[Start of Available records]

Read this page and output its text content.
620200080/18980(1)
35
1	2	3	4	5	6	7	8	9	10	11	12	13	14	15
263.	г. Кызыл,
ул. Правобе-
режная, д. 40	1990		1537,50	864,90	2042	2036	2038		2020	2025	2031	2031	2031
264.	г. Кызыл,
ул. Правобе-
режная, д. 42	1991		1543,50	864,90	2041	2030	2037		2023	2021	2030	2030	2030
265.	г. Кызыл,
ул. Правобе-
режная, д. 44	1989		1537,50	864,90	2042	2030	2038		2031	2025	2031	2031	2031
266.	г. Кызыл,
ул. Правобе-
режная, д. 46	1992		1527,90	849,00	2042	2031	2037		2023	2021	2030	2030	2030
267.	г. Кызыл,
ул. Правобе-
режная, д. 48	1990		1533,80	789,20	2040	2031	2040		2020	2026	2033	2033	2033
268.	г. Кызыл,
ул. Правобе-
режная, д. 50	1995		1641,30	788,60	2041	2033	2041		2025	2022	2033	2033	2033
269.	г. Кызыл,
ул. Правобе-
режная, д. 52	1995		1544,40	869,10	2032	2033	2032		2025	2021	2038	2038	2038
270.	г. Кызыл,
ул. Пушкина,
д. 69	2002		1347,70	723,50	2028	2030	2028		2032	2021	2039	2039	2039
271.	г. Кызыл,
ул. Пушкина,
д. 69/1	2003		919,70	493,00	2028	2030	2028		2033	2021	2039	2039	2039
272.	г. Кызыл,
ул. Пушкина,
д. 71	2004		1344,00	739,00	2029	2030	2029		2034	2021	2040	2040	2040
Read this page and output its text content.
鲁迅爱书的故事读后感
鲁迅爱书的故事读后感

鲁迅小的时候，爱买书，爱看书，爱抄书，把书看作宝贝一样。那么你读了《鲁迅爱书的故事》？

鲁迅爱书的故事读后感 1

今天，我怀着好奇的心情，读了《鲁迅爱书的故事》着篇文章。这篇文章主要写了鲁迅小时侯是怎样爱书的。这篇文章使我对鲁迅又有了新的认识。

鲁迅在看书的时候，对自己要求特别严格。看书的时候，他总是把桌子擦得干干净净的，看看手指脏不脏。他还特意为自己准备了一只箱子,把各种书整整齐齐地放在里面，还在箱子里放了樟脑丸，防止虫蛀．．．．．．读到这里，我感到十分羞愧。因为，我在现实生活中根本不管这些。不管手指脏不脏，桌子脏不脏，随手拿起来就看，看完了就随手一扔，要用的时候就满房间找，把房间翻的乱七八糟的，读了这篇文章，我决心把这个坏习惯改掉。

[End of Available records]

--- What is asked ---
Above are the records; copy every line in them that holds the word "Кызыл".

--- Written reply ---
263.	г. Кызыл,
264.	г. Кызыл,
265.	г. Кызыл,
266.	г. Кызыл,
267.	г. Кызыл,
268.	г. Кызыл,
269.	г. Кызыл,
270.	г. Кызыл,
271.	г. Кызыл,
272.	г. Кызыл,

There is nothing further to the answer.